| The problem |
What follows is a block of records; restate each one word for word.

Data records:
## start
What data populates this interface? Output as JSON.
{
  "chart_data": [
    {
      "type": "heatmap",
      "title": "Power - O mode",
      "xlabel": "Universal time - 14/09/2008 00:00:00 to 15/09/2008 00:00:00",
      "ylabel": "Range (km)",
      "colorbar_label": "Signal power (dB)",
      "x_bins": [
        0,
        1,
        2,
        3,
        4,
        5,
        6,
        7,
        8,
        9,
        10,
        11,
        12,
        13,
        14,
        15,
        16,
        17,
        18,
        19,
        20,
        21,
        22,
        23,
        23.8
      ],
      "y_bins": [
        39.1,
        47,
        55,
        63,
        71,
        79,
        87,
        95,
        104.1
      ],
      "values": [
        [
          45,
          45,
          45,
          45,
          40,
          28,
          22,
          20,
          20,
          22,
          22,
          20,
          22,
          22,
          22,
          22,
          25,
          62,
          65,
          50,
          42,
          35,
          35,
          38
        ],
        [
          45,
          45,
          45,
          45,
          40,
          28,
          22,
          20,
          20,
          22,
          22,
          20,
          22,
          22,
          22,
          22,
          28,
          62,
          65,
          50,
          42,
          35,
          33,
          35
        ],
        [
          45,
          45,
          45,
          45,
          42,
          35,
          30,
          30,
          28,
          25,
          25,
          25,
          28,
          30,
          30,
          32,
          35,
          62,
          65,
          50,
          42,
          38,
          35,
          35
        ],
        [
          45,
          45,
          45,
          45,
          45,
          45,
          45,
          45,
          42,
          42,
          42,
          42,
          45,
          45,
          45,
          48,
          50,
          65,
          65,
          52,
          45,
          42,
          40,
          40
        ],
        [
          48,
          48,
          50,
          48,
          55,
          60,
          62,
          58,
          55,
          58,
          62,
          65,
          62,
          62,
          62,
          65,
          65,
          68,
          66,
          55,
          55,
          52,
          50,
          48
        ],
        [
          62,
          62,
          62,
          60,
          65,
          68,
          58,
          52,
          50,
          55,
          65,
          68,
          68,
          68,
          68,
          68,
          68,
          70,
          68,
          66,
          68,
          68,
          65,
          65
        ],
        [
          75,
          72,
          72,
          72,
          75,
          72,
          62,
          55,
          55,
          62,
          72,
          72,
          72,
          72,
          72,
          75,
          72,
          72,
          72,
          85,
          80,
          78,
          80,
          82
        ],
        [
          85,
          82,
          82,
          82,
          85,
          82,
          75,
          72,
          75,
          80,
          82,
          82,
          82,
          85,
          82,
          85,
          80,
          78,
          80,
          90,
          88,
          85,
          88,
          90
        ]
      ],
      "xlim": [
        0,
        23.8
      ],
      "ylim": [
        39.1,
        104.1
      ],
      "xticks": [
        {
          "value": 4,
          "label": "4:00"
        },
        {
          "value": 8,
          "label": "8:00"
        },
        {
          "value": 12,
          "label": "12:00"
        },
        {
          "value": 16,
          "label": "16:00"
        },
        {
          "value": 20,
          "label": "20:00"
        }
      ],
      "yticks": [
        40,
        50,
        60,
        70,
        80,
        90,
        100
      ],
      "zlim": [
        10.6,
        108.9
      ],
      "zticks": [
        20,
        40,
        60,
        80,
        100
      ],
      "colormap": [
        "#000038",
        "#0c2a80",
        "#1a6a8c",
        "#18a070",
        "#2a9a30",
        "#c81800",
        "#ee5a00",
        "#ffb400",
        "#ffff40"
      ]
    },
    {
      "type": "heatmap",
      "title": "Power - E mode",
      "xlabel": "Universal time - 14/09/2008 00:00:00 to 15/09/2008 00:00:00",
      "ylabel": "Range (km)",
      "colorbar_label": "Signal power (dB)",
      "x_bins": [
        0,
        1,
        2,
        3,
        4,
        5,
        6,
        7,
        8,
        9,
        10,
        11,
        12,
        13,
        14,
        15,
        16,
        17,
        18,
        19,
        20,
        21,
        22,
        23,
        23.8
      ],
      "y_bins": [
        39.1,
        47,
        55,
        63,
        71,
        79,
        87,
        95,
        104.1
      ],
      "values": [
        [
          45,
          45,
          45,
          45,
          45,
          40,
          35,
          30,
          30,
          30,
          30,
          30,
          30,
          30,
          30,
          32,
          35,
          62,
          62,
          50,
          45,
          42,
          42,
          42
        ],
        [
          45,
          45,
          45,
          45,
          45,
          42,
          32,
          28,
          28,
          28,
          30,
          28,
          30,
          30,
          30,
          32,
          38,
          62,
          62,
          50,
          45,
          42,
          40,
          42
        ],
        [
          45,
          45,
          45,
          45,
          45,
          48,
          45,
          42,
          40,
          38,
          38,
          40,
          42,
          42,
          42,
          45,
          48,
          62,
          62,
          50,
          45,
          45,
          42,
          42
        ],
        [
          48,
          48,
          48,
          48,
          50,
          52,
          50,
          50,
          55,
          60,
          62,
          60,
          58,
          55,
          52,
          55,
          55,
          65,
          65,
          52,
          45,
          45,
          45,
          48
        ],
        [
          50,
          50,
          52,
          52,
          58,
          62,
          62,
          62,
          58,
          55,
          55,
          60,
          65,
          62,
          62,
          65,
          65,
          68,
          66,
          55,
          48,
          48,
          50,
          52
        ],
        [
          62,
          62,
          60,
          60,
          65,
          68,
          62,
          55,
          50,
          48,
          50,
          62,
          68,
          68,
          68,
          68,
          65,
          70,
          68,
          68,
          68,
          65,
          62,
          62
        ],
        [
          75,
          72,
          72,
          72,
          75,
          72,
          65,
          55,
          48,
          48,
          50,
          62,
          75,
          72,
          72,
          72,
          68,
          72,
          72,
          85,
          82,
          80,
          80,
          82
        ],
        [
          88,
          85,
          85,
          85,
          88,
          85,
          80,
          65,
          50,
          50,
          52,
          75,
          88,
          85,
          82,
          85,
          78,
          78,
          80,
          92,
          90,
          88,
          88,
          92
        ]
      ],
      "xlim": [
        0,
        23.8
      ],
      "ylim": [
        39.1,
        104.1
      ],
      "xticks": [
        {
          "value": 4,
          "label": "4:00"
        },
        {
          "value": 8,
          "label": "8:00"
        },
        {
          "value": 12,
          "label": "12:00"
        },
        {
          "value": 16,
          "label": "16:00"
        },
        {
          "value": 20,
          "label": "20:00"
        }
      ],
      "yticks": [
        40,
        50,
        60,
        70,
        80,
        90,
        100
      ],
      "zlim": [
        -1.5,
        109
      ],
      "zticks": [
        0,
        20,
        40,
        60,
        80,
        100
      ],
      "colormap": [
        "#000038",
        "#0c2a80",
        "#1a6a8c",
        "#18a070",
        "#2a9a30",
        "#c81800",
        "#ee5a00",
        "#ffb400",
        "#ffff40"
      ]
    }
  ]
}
## end
| Result |
What data populates this interface? Output as JSON.
{
  "chart_data": [
    {
      "type": "heatmap",
      "title": "Power - O mode",
      "xlabel": "Universal time - 14/09/2008 00:00:00 to 15/09/2008 00:00:00",
      "ylabel": "Range (km)",
      "colorbar_label": "Signal power (dB)",
      "x_bins": [
        0,
        1,
        2,
        3,
        4,
        5,
        6,
        7,
        8,
        9,
        10,
        11,
        12,
        13,
        14,
        15,
        16,
        17,
        18,
        19,
        20,
        21,
        22,
        23,
        23.8
      ],
      "y_bins": [
        39.1,
        47,
        55,
        63,
        71,
        79,
        87,
        95,
        104.1
      ],
      "values": [
        [
          45,
          45,
          45,
          45,
          40,
          28,
          22,
          20,
          20,
          22,
          22,
          20,
          22,
          22,
          22,
          22,
          25,
          62,
          65,
          50,
          42,
          35,
          35,
          38
        ],
        [
          45,
          45,
          45,
          45,
          40,
          28,
          22,
          20,
          20,
          22,
          22,
          20,
          22,
          22,
          22,
          22,
          28,
          62,
          65,
          50,
          42,
          35,
          33,
          35
        ],
        [
          45,
          45,
          45,
          45,
          42,
          35,
          30,
          30,
          28,
          25,
          25,
          25,
          28,
          30,
          30,
          32,
          35,
          62,
          65,
          50,
          42,
          38,
          35,
          35
        ],
        [
          45,
          45,
          45,
          45,
          45,
          45,
          45,
          45,
          42,
          42,
          42,
          42,
          45,
          45,
          45,
          48,
          50,
          65,
          65,
          52,
          45,
          42,
          40,
          40
        ],
        [
          48,
          48,
          50,
          48,
          55,
          60,
          62,
          58,
          55,
          58,
          62,
          65,
          62,
          62,
          62,
          65,
          65,
          68,
          66,
          55,
          55,
          52,
          50,
          48
        ],
        [
          62,
          62,
          62,
          60,
          65,
          68,
          58,
          52,
          50,
          55,
          65,
          68,
          68,
          68,
          68,
          68,
          68,
          70,
          68,
          66,
          68,
          68,
          65,
          65
        ],
        [
          75,
          72,
          72,
          72,
          75,
          72,
          62,
          55,
          55,
          62,
          72,
          72,
          72,
          72,
          72,
          75,
          72,
          72,
          72,
          85,
          80,
          78,
          80,
          82
        ],
        [
          85,
          82,
          82,
          82,
          85,
          82,
          75,
          72,
          75,
          80,
          82,
          82,
          82,
          85,
          82,
          85,
          80,
          78,
          80,
          90,
          88,
          85,
          88,
          90
        ]
      ],
      "xlim": [
        0,
        23.8
      ],
      "ylim": [
        39.1,
        104.1
      ],
      "xticks": [
        {
          "value": 4,
          "label": "4:00"
        },
        {
          "value": 8,
          "label": "8:00"
        },
        {
          "value": 12,
          "label": "12:00"
        },
        {
          "value": 16,
          "label": "16:00"
        },
        {
          "value": 20,
          "label": "20:00"
        }
      ],
      "yticks": [
        40,
        50,
        60,
        70,
        80,
        90,
        100
      ],
      "zlim": [
        10.6,
        108.9
      ],
      "zticks": [
        20,
        40,
        60,
        80,
        100
      ],
      "colormap": [
        "#000038",
        "#0c2a80",
        "#1a6a8c",
        "#18a070",
        "#2a9a30",
        "#c81800",
        "#ee5a00",
        "#ffb400",
        "#ffff40"
      ]
    },
    {
      "type": "heatmap",
      "title": "Power - E mode",
      "xlabel": "Universal time - 14/09/2008 00:00:00 to 15/09/2008 00:00:00",
      "ylabel": "Range (km)",
      "colorbar_label": "Signal power (dB)",
      "x_bins": [
        0,
        1,
        2,
        3,
        4,
        5,
        6,
        7,
        8,
        9,
        10,
        11,
        12,
        13,
        14,
        15,
        16,
        17,
        18,
        19,
        20,
        21,
        22,
        23,
        23.8
      ],
      "y_bins": [
        39.1,
        47,
        55,
        63,
        71,
        79,
        87,
        95,
        104.1
      ],
      "values": [
        [
          45,
          45,
          45,
          45,
          45,
          40,
          35,
          30,
          30,
          30,
          30,
          30,
          30,
          30,
          30,
          32,
          35,
          62,
          62,
          50,
          45,
          42,
          42,
          42
        ],
        [
          45,
          45,
          45,
          45,
          45,
          42,
          32,
          28,
          28,
          28,
          30,
          28,
          30,
          30,
          30,
          32,
          38,
          62,
          62,
          50,
          45,
          42,
          40,
          42
        ],
        [
          45,
          45,
          45,
          45,
          45,
          48,
          45,
          42,
          40,
          38,
          38,
          40,
          42,
          42,
          42,
          45,
          48,
          62,
          62,
          50,
          45,
          45,
          42,
          42
        ],
        [
          48,
          48,
          48,
          48,
          50,
          52,
          50,
          50,
          55,
          60,
          62,
          60,
          58,
          55,
          52,
          55,
          55,
          65,
          65,
          52,
          45,
          45,
          45,
          48
        ],
        [
          50,
          50,
          52,
          52,
          58,
          62,
          62,
          62,
          58,
          55,
          55,
          60,
          65,
          62,
          62,
          65,
          65,
          68,
          66,
          55,
          48,
          48,
          50,
          52
        ],
        [
          62,
          62,
          60,
          60,
          65,
          68,
          62,
          55,
          50,
          48,
          50,
          62,
          68,
          68,
          68,
          68,
          65,
          70,
          68,
          68,
          68,
          65,
          62,
          62
        ],
        [
          75,
          72,
          72,
          72,
          75,
          72,
          65,
          55,
          48,
          48,
          50,
          62,
          75,
          72,
          72,
          72,
          68,
          72,
          72,
          85,
          82,
          80,
          80,
          82
        ],
        [
          88,
          85,
          85,
          85,
          88,
          85,
          80,
          65,
          50,
          50,
          52,
          75,
          88,
          85,
          82,
          85,
          78,
          78,
          80,
          92,
          90,
          88,
          88,
          92
        ]
      ],
      "xlim": [
        0,
        23.8
      ],
      "ylim": [
        39.1,
        104.1
      ],
      "xticks": [
        {
          "value": 4,
          "label": "4:00"
        },
        {
          "value": 8,
          "label": "8:00"
        },
        {
          "value": 12,
          "label": "12:00"
        },
        {
          "value": 16,
          "label": "16:00"
        },
        {
          "value": 20,
          "label": "20:00"
        }
      ],
      "yticks": [
        40,
        50,
        60,
        70,
        80,
        90,
        100
      ],
      "zlim": [
        -1.5,
        109
      ],
      "zticks": [
        0,
        20,
        40,
        60,
        80,
        100
      ],
      "colormap": [
        "#000038",
        "#0c2a80",
        "#1a6a8c",
        "#18a070",
        "#2a9a30",
        "#c81800",
        "#ee5a00",
        "#ffb400",
        "#ffff40"
      ]
    }
  ]
}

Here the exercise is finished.